** Stated task **
Every record must be transcribed in its entirety, apart from the images, which are to be omitted.

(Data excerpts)
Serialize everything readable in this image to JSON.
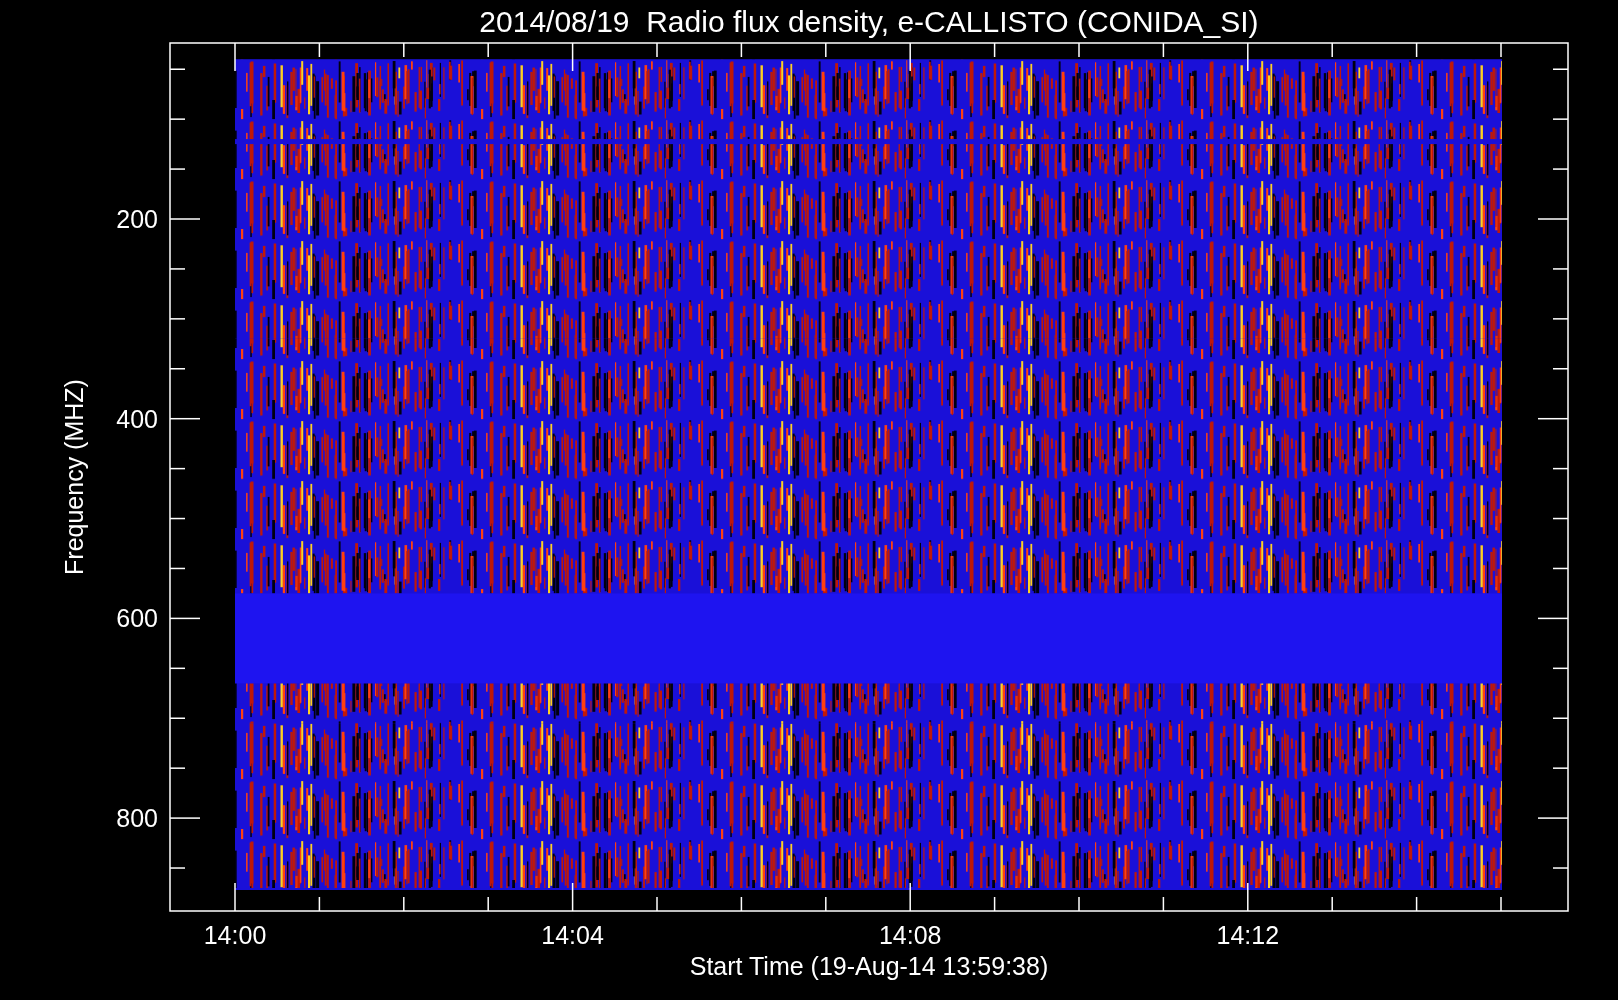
{
  "title": "2014/08/19  Radio flux density, e-CALLISTO (CONIDA_SI)",
  "plot": {
    "ylabel": "Frequency (MHZ)",
    "xlabel": "Start Time (19-Aug-14 13:59:38)",
    "yticks": [
      "200",
      "400",
      "600",
      "800"
    ],
    "xticks": [
      "14:00",
      "14:04",
      "14:08",
      "14:12"
    ]
  }
}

** Answer to the problem **
Serialize everything readable in this image to JSON.
{
  "title": "2014/08/19  Radio flux density, e-CALLISTO (CONIDA_SI)",
  "plot": {
    "ylabel": "Frequency (MHZ)",
    "xlabel": "Start Time (19-Aug-14 13:59:38)",
    "yticks": [
      "200",
      "400",
      "600",
      "800"
    ],
    "xticks": [
      "14:00",
      "14:04",
      "14:08",
      "14:12"
    ]
  }
}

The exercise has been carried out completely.